What you need to do
Write out precisely the lines beginning with the line that contains "Read this page and output its text content." and ending with the last line of the entries, and no other lines.

-=-=-=-=-

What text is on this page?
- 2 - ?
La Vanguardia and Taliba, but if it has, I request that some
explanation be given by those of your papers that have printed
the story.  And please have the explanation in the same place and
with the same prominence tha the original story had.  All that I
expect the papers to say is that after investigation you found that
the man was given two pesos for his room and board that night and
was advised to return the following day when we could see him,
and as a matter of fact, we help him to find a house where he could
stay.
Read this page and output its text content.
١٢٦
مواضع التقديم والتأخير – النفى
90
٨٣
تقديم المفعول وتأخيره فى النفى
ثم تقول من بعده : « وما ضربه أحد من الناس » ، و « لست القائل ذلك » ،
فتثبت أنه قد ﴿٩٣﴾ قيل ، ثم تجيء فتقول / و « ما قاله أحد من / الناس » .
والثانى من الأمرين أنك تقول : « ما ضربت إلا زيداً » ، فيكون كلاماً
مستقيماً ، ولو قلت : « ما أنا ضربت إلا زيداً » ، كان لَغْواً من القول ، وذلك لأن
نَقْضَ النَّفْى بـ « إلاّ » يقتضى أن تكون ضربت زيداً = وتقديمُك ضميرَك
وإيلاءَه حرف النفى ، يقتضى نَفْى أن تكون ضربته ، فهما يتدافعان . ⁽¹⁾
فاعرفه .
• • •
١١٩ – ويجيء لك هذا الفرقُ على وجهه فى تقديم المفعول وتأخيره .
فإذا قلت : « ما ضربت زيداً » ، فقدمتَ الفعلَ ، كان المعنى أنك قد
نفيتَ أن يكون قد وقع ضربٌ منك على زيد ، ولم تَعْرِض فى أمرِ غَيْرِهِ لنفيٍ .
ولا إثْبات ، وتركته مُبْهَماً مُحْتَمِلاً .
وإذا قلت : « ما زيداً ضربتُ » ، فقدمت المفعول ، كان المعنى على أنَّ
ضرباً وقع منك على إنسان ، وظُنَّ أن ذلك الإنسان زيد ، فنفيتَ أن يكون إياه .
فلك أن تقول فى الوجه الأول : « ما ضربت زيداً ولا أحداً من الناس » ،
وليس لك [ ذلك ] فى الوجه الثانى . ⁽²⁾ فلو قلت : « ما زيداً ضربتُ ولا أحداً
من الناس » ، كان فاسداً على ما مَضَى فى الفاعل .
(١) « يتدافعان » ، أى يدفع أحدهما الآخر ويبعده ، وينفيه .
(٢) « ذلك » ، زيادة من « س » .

-=-=-=-=-

Full answer
Read this page and output its text content.
١٢٦
مواضع التقديم والتأخير – النفى
90
٨٣
تقديم المفعول وتأخيره فى النفى
ثم تقول من بعده : « وما ضربه أحد من الناس » ، و « لست القائل ذلك » ،
فتثبت أنه قد ﴿٩٣﴾ قيل ، ثم تجيء فتقول / و « ما قاله أحد من / الناس » .
والثانى من الأمرين أنك تقول : « ما ضربت إلا زيداً » ، فيكون كلاماً
مستقيماً ، ولو قلت : « ما أنا ضربت إلا زيداً » ، كان لَغْواً من القول ، وذلك لأن
نَقْضَ النَّفْى بـ « إلاّ » يقتضى أن تكون ضربت زيداً = وتقديمُك ضميرَك
وإيلاءَه حرف النفى ، يقتضى نَفْى أن تكون ضربته ، فهما يتدافعان . ⁽¹⁾
فاعرفه .
• • •
١١٩ – ويجيء لك هذا الفرقُ على وجهه فى تقديم المفعول وتأخيره .
فإذا قلت : « ما ضربت زيداً » ، فقدمتَ الفعلَ ، كان المعنى أنك قد
نفيتَ أن يكون قد وقع ضربٌ منك على زيد ، ولم تَعْرِض فى أمرِ غَيْرِهِ لنفيٍ .
ولا إثْبات ، وتركته مُبْهَماً مُحْتَمِلاً .
وإذا قلت : « ما زيداً ضربتُ » ، فقدمت المفعول ، كان المعنى على أنَّ
ضرباً وقع منك على إنسان ، وظُنَّ أن ذلك الإنسان زيد ، فنفيتَ أن يكون إياه .
فلك أن تقول فى الوجه الأول : « ما ضربت زيداً ولا أحداً من الناس » ،
وليس لك [ ذلك ] فى الوجه الثانى . ⁽²⁾ فلو قلت : « ما زيداً ضربتُ ولا أحداً
من الناس » ، كان فاسداً على ما مَضَى فى الفاعل .
(١) « يتدافعان » ، أى يدفع أحدهما الآخر ويبعده ، وينفيه .
(٢) « ذلك » ، زيادة من « س » .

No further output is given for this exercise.